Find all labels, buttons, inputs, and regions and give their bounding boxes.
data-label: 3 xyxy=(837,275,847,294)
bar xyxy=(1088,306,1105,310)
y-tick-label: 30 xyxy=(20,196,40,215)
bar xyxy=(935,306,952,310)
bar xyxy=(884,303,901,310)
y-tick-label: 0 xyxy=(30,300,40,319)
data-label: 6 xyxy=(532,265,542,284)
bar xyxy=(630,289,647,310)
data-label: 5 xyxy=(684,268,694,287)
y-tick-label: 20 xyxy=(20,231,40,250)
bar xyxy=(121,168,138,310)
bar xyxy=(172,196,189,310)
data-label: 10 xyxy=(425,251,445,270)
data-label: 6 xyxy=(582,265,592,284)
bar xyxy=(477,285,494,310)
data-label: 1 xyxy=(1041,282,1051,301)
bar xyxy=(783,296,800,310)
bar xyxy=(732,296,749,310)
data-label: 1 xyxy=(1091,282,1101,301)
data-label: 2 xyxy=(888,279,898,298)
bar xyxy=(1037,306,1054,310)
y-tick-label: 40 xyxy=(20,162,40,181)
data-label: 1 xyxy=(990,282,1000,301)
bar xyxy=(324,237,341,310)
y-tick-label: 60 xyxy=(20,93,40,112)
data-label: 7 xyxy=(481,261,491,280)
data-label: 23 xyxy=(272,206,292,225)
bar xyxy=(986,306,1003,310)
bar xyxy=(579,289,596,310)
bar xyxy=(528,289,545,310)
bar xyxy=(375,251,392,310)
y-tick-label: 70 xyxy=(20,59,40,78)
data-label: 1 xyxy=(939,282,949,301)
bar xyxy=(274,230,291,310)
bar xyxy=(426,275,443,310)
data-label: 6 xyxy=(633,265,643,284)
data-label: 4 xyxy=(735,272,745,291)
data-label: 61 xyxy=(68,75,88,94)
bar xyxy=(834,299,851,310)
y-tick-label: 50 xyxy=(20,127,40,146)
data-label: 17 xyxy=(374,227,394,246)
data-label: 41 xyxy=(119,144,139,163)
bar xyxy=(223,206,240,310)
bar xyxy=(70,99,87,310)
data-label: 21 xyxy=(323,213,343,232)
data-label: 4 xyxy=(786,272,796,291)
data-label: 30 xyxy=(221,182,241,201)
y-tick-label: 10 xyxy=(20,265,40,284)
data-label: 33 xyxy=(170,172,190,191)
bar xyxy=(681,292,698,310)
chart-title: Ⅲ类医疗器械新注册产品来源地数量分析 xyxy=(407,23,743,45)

● **WRITTEN REQUEST**
Copy every line of the entries above without changing anything.

● **SOLUTION FOR THIS EXERCISE**
Find all labels, buttons, inputs, and regions and give their bounding boxes.
data-label: 3 xyxy=(837,275,847,294)
bar xyxy=(1088,306,1105,310)
y-tick-label: 30 xyxy=(20,196,40,215)
bar xyxy=(935,306,952,310)
bar xyxy=(884,303,901,310)
y-tick-label: 0 xyxy=(30,300,40,319)
data-label: 6 xyxy=(532,265,542,284)
bar xyxy=(630,289,647,310)
data-label: 5 xyxy=(684,268,694,287)
y-tick-label: 20 xyxy=(20,231,40,250)
bar xyxy=(121,168,138,310)
bar xyxy=(172,196,189,310)
data-label: 10 xyxy=(425,251,445,270)
data-label: 6 xyxy=(582,265,592,284)
bar xyxy=(477,285,494,310)
data-label: 1 xyxy=(1041,282,1051,301)
bar xyxy=(783,296,800,310)
bar xyxy=(732,296,749,310)
data-label: 1 xyxy=(1091,282,1101,301)
data-label: 2 xyxy=(888,279,898,298)
bar xyxy=(1037,306,1054,310)
y-tick-label: 40 xyxy=(20,162,40,181)
data-label: 1 xyxy=(990,282,1000,301)
bar xyxy=(324,237,341,310)
y-tick-label: 60 xyxy=(20,93,40,112)
data-label: 7 xyxy=(481,261,491,280)
data-label: 23 xyxy=(272,206,292,225)
bar xyxy=(986,306,1003,310)
bar xyxy=(579,289,596,310)
bar xyxy=(528,289,545,310)
bar xyxy=(375,251,392,310)
y-tick-label: 70 xyxy=(20,59,40,78)
data-label: 1 xyxy=(939,282,949,301)
bar xyxy=(274,230,291,310)
bar xyxy=(426,275,443,310)
data-label: 6 xyxy=(633,265,643,284)
data-label: 4 xyxy=(735,272,745,291)
data-label: 61 xyxy=(68,75,88,94)
bar xyxy=(834,299,851,310)
y-tick-label: 50 xyxy=(20,127,40,146)
data-label: 17 xyxy=(374,227,394,246)
data-label: 41 xyxy=(119,144,139,163)
bar xyxy=(223,206,240,310)
bar xyxy=(70,99,87,310)
data-label: 21 xyxy=(323,213,343,232)
data-label: 4 xyxy=(786,272,796,291)
data-label: 30 xyxy=(221,182,241,201)
y-tick-label: 10 xyxy=(20,265,40,284)
data-label: 33 xyxy=(170,172,190,191)
bar xyxy=(681,292,698,310)
chart-title: Ⅲ类医疗器械新注册产品来源地数量分析 xyxy=(407,23,743,45)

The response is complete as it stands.